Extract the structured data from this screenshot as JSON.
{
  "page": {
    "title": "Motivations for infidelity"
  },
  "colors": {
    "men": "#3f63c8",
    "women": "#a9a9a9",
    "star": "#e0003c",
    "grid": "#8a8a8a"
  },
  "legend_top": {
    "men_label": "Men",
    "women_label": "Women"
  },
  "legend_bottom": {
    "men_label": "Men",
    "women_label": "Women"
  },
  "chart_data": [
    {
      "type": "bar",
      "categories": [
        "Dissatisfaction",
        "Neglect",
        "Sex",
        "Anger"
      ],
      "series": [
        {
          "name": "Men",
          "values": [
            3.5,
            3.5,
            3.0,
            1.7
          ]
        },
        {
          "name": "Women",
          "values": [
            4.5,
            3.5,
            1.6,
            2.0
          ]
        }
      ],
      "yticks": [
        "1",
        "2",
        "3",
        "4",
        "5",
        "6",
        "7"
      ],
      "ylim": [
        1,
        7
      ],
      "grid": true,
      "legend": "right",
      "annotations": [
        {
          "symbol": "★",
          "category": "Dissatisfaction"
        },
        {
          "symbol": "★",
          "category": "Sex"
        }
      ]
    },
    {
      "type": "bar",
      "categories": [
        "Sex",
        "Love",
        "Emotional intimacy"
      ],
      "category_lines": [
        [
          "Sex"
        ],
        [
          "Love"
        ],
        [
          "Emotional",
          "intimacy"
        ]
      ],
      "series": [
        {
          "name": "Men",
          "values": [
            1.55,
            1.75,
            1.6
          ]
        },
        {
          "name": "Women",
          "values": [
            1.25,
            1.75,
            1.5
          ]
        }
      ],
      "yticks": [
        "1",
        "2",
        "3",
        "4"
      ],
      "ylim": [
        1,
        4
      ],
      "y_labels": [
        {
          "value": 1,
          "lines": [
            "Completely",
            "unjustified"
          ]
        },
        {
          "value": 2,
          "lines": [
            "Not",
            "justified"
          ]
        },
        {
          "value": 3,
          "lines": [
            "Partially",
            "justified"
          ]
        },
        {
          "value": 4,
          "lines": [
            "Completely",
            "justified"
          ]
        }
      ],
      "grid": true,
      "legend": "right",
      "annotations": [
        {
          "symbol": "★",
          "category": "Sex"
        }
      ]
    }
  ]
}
*-*-*
§ DO THIS: Copy every line of the material, please, keeping it exactly the same.

§ CORRECT RESPONSE:
Extract the structured data from this screenshot as JSON.
{
  "page": {
    "title": "Motivations for infidelity"
  },
  "colors": {
    "men": "#3f63c8",
    "women": "#a9a9a9",
    "star": "#e0003c",
    "grid": "#8a8a8a"
  },
  "legend_top": {
    "men_label": "Men",
    "women_label": "Women"
  },
  "legend_bottom": {
    "men_label": "Men",
    "women_label": "Women"
  },
  "chart_data": [
    {
      "type": "bar",
      "categories": [
        "Dissatisfaction",
        "Neglect",
        "Sex",
        "Anger"
      ],
      "series": [
        {
          "name": "Men",
          "values": [
            3.5,
            3.5,
            3.0,
            1.7
          ]
        },
        {
          "name": "Women",
          "values": [
            4.5,
            3.5,
            1.6,
            2.0
          ]
        }
      ],
      "yticks": [
        "1",
        "2",
        "3",
        "4",
        "5",
        "6",
        "7"
      ],
      "ylim": [
        1,
        7
      ],
      "grid": true,
      "legend": "right",
      "annotations": [
        {
          "symbol": "★",
          "category": "Dissatisfaction"
        },
        {
          "symbol": "★",
          "category": "Sex"
        }
      ]
    },
    {
      "type": "bar",
      "categories": [
        "Sex",
        "Love",
        "Emotional intimacy"
      ],
      "category_lines": [
        [
          "Sex"
        ],
        [
          "Love"
        ],
        [
          "Emotional",
          "intimacy"
        ]
      ],
      "series": [
        {
          "name": "Men",
          "values": [
            1.55,
            1.75,
            1.6
          ]
        },
        {
          "name": "Women",
          "values": [
            1.25,
            1.75,
            1.5
          ]
        }
      ],
      "yticks": [
        "1",
        "2",
        "3",
        "4"
      ],
      "ylim": [
        1,
        4
      ],
      "y_labels": [
        {
          "value": 1,
          "lines": [
            "Completely",
            "unjustified"
          ]
        },
        {
          "value": 2,
          "lines": [
            "Not",
            "justified"
          ]
        },
        {
          "value": 3,
          "lines": [
            "Partially",
            "justified"
          ]
        },
        {
          "value": 4,
          "lines": [
            "Completely",
            "justified"
          ]
        }
      ],
      "grid": true,
      "legend": "right",
      "annotations": [
        {
          "symbol": "★",
          "category": "Sex"
        }
      ]
    }
  ]
}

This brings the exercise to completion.